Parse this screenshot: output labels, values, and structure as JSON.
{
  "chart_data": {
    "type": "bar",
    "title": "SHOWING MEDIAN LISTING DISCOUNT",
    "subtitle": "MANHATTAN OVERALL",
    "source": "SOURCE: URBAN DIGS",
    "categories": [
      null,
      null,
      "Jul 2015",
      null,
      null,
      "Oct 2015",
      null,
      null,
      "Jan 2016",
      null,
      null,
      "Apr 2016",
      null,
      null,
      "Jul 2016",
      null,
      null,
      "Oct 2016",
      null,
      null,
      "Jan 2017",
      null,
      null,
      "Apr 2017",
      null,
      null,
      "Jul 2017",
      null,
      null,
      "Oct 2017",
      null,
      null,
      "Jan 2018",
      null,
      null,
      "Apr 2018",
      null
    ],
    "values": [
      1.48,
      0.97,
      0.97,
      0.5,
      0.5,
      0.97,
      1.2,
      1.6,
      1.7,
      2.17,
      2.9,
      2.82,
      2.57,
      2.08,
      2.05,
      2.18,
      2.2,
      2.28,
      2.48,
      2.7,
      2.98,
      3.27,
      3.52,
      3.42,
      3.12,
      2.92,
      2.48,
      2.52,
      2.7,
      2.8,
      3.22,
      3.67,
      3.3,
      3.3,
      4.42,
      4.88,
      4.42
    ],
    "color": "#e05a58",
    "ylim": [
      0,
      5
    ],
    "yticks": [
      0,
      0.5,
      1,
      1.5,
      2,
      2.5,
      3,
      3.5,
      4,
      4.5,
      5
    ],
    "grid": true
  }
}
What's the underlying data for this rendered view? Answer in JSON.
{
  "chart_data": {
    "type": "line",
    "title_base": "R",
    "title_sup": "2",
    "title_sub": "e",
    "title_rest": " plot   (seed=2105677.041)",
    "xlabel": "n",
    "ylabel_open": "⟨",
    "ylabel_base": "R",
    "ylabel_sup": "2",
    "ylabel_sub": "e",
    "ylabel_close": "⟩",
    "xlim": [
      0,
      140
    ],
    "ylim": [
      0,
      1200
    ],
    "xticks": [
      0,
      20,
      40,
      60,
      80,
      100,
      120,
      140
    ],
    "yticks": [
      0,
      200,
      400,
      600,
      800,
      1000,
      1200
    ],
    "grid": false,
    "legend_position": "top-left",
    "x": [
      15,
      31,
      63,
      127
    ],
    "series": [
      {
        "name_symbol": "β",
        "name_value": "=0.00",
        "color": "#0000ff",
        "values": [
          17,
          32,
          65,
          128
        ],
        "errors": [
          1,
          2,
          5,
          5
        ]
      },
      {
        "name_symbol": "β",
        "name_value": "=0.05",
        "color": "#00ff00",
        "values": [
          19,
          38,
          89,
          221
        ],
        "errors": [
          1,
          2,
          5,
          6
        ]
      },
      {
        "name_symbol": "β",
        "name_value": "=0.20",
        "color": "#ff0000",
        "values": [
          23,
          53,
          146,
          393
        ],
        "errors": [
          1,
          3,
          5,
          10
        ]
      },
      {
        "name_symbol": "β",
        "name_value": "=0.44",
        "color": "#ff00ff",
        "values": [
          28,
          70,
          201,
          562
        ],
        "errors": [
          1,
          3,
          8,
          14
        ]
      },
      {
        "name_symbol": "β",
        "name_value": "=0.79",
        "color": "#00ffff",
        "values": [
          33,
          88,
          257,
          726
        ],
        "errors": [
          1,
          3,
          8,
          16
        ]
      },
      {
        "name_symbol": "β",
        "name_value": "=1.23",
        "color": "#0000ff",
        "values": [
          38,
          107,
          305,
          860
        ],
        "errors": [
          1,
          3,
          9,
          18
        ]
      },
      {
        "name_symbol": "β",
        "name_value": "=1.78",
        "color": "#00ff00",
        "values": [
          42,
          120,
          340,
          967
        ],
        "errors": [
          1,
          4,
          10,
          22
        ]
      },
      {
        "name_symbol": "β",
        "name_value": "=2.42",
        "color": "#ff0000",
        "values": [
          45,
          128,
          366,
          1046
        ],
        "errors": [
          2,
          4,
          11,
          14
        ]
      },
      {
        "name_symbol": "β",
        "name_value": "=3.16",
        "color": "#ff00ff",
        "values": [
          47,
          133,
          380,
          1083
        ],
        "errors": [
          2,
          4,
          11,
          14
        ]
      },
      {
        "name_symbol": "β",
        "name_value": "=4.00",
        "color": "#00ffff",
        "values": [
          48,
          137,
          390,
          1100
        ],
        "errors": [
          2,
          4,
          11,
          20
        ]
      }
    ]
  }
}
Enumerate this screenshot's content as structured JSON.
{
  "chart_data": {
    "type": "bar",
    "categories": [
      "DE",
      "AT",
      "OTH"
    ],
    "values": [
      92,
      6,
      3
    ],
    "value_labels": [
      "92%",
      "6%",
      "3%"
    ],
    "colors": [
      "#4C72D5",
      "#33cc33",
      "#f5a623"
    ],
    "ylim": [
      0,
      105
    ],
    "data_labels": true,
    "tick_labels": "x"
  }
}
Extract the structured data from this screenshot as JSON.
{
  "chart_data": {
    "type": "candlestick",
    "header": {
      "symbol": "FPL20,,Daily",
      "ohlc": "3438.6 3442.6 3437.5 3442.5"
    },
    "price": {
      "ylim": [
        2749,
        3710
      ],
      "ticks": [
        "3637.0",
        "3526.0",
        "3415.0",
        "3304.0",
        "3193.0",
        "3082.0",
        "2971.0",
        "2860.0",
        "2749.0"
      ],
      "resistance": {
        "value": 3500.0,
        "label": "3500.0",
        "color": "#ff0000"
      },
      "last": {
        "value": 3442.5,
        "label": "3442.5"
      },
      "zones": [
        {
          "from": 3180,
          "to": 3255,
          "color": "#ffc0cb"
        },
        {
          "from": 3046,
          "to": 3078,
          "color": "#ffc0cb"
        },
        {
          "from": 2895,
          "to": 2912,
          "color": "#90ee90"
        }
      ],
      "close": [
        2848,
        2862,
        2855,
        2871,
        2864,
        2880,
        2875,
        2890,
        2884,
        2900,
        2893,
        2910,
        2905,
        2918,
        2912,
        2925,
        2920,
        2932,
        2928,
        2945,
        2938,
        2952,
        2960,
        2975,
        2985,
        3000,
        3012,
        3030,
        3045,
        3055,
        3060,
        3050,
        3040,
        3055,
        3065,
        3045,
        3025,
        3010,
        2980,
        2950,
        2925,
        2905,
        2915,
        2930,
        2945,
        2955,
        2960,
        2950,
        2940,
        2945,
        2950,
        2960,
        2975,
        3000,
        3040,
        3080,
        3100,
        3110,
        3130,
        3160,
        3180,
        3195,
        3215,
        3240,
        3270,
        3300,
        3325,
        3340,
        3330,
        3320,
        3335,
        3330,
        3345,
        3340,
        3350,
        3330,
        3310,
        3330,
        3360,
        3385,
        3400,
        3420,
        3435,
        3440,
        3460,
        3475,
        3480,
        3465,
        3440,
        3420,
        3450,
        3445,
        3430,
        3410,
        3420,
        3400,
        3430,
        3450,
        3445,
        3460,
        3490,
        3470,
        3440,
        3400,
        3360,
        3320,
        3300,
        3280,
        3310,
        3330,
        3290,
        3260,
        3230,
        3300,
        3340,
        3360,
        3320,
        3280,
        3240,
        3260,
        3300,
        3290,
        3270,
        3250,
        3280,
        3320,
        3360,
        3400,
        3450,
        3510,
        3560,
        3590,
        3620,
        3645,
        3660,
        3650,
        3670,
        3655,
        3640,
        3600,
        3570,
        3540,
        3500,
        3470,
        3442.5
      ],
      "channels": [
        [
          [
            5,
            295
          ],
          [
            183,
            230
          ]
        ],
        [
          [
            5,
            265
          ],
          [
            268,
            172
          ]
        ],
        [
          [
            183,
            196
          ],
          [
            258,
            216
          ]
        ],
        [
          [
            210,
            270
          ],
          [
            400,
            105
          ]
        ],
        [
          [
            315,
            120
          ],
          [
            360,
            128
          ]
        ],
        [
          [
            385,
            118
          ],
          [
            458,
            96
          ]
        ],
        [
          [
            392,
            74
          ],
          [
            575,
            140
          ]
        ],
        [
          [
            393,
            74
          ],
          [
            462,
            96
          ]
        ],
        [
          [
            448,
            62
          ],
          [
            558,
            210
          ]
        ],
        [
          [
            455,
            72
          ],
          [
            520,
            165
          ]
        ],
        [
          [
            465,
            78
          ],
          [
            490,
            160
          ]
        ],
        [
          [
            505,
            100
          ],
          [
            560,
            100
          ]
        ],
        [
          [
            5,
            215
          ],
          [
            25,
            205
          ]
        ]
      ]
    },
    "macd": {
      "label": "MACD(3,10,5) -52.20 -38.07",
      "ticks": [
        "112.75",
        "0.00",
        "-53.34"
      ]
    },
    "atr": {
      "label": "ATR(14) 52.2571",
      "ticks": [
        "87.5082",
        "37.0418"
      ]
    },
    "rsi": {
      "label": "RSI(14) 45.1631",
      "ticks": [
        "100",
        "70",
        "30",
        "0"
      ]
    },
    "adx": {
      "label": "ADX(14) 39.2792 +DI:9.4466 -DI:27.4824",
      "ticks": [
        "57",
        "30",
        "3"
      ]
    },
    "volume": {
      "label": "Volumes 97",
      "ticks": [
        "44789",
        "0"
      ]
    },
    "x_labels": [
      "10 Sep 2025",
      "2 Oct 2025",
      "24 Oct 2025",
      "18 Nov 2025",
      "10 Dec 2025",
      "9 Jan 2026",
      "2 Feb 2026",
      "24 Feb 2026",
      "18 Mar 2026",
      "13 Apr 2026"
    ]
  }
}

> [Directions]
Look through the material above. Copy each line where the word "type" appears.

> [Answer below]
    "type": "bar",
    "type": "line",
    "type": "bar",
    "type": "candlestick",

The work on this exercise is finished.